* _WHAT TO WORK ON_: Find how many lines in the data below mention "this". Give the number only.

* _DATA SHOWN_:

......

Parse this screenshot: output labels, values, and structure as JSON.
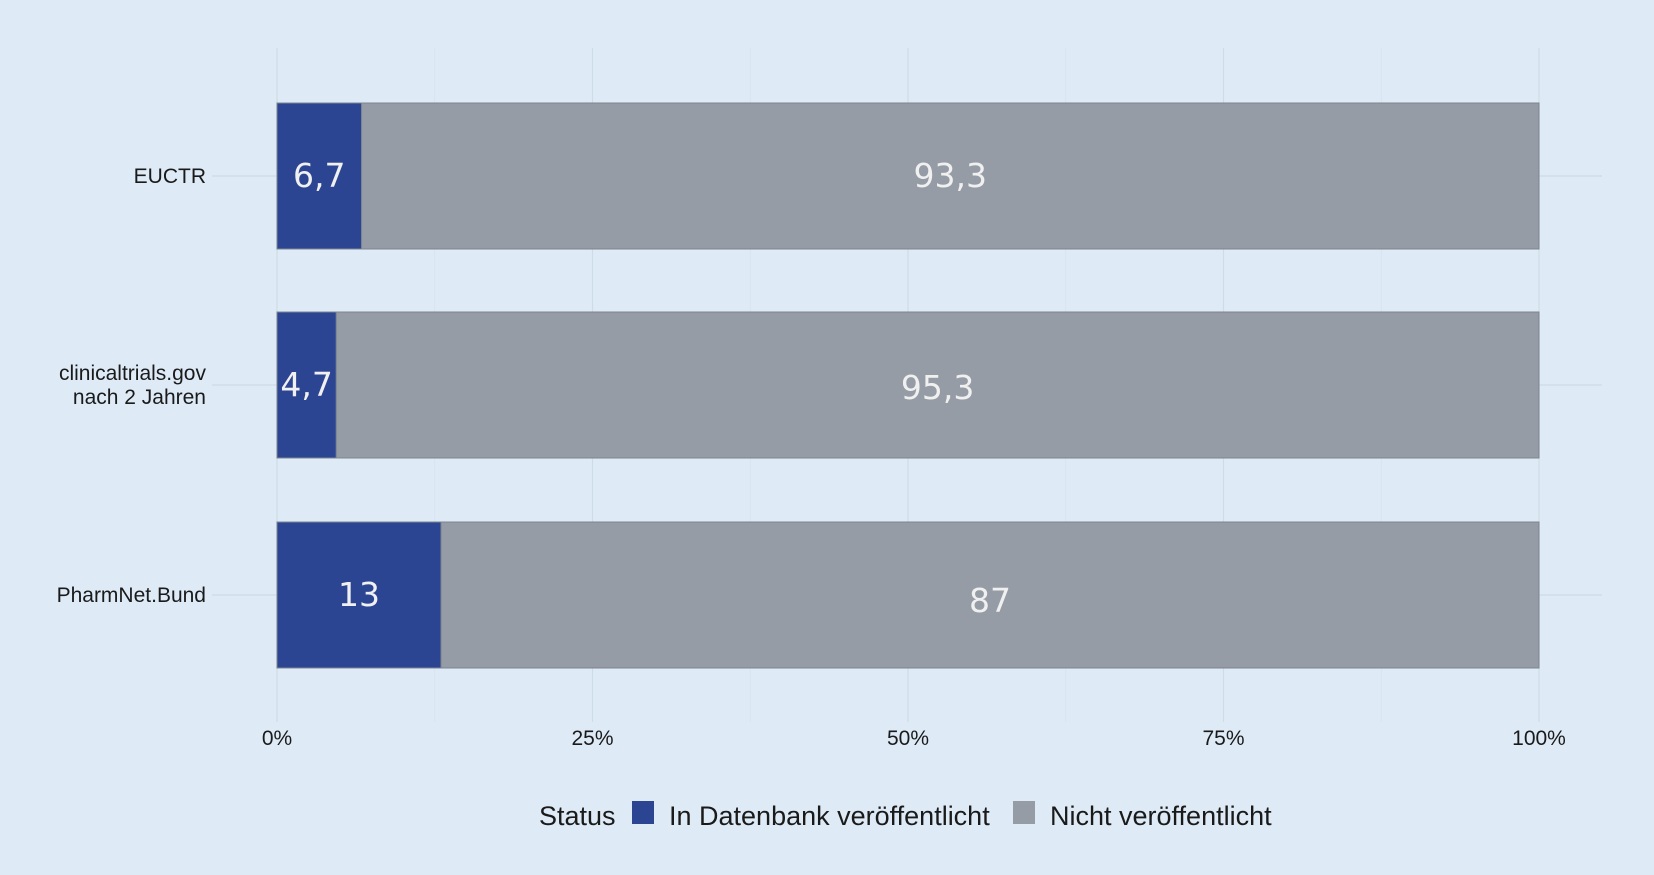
{
  "chart_data": {
    "type": "bar",
    "orientation": "horizontal",
    "stacked": true,
    "categories": [
      [
        "EUCTR"
      ],
      [
        "clinicaltrials.gov",
        "nach 2 Jahren"
      ],
      [
        "PharmNet.Bund"
      ]
    ],
    "series": [
      {
        "name": "In Datenbank veröffentlicht",
        "color": "#2b4592",
        "values": [
          6.7,
          4.7,
          13
        ],
        "labels": [
          "6,7",
          "4,7",
          "13"
        ]
      },
      {
        "name": "Nicht veröffentlicht",
        "color": "#959ca5",
        "values": [
          93.3,
          95.3,
          87
        ],
        "labels": [
          "93,3",
          "95,3",
          "87"
        ]
      }
    ],
    "xlim": [
      0,
      100
    ],
    "xticks": [
      {
        "value": 0,
        "label": "0%"
      },
      {
        "value": 25,
        "label": "25%"
      },
      {
        "value": 50,
        "label": "50%"
      },
      {
        "value": 75,
        "label": "75%"
      },
      {
        "value": 100,
        "label": "100%"
      }
    ],
    "grid": true,
    "legend": {
      "title": "Status",
      "position": "bottom"
    }
  }
}
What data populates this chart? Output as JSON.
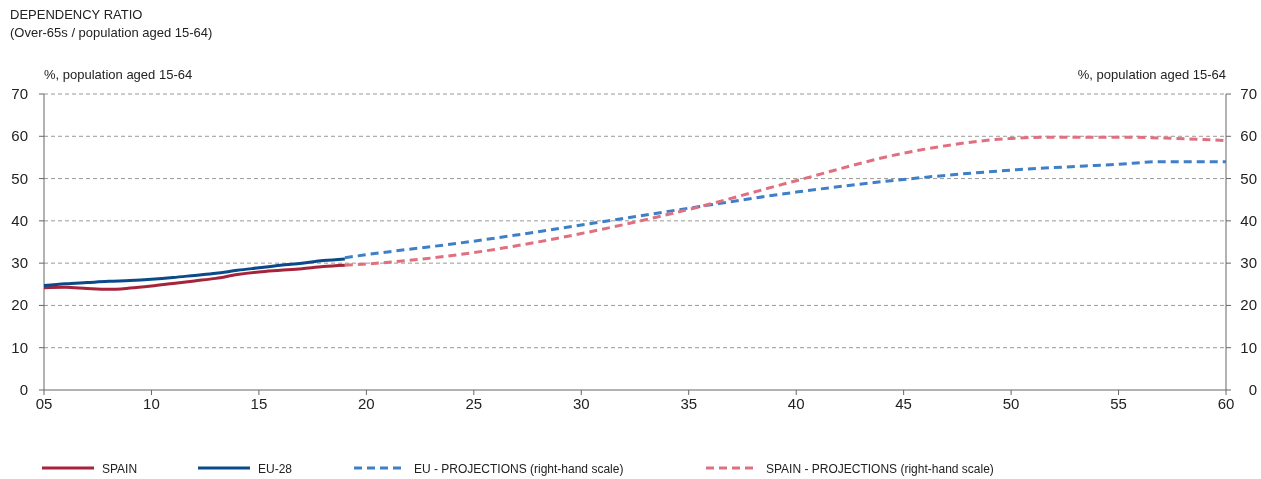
{
  "chart_data": {
    "type": "line",
    "title": "DEPENDENCY RATIO",
    "subtitle": "(Over-65s / population aged 15-64)",
    "ylabel": "%, population aged 15-64",
    "y2label": "%, population aged 15-64",
    "xlim": [
      5,
      60
    ],
    "xticks": [
      {
        "value": 5,
        "label": "05"
      },
      10,
      15,
      20,
      25,
      30,
      35,
      40,
      45,
      50,
      55,
      60
    ],
    "ylim": [
      0,
      70
    ],
    "yticks": [
      0,
      10,
      20,
      30,
      40,
      50,
      60,
      70
    ],
    "y2lim": [
      0,
      70
    ],
    "y2ticks": [
      0,
      10,
      20,
      30,
      40,
      50,
      60,
      70
    ],
    "grid": "y",
    "legend": "bottom",
    "series": [
      {
        "name": "SPAIN",
        "color": "#a6243b",
        "line_style": "solid",
        "x": [
          5,
          6,
          7,
          8,
          9,
          10,
          11,
          12,
          13,
          14,
          15,
          16,
          17,
          18,
          19
        ],
        "values": [
          24.2,
          24.3,
          24.0,
          23.8,
          24.1,
          24.6,
          25.2,
          25.8,
          26.4,
          27.3,
          27.9,
          28.3,
          28.7,
          29.2,
          29.5
        ]
      },
      {
        "name": "EU-28",
        "color": "#0b4a8a",
        "line_style": "solid",
        "x": [
          5,
          6,
          7,
          8,
          9,
          10,
          11,
          12,
          13,
          14,
          15,
          16,
          17,
          18,
          19
        ],
        "values": [
          24.7,
          25.1,
          25.4,
          25.7,
          25.9,
          26.2,
          26.6,
          27.1,
          27.6,
          28.3,
          28.9,
          29.5,
          30.0,
          30.6,
          31.0
        ]
      },
      {
        "name": "EU - PROJECTIONS (right-hand scale)",
        "color": "#3f7fc8",
        "line_style": "dashed",
        "axis": "y2",
        "x": [
          19,
          20,
          25,
          30,
          35,
          40,
          45,
          50,
          55,
          57,
          60
        ],
        "values": [
          31.3,
          32,
          35.2,
          39,
          43,
          46.8,
          49.8,
          52,
          53.4,
          54,
          54
        ]
      },
      {
        "name": "SPAIN - PROJECTIONS (right-hand scale)",
        "color": "#e07080",
        "line_style": "dashed",
        "axis": "y2",
        "x": [
          19,
          20,
          25,
          30,
          35,
          40,
          45,
          50,
          52,
          55,
          57,
          60
        ],
        "values": [
          29.5,
          29.8,
          32.5,
          37,
          42.7,
          49.5,
          56,
          59.5,
          59.8,
          59.8,
          59.6,
          59
        ]
      }
    ]
  }
}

......

* _EXERCISE RESULT_: 2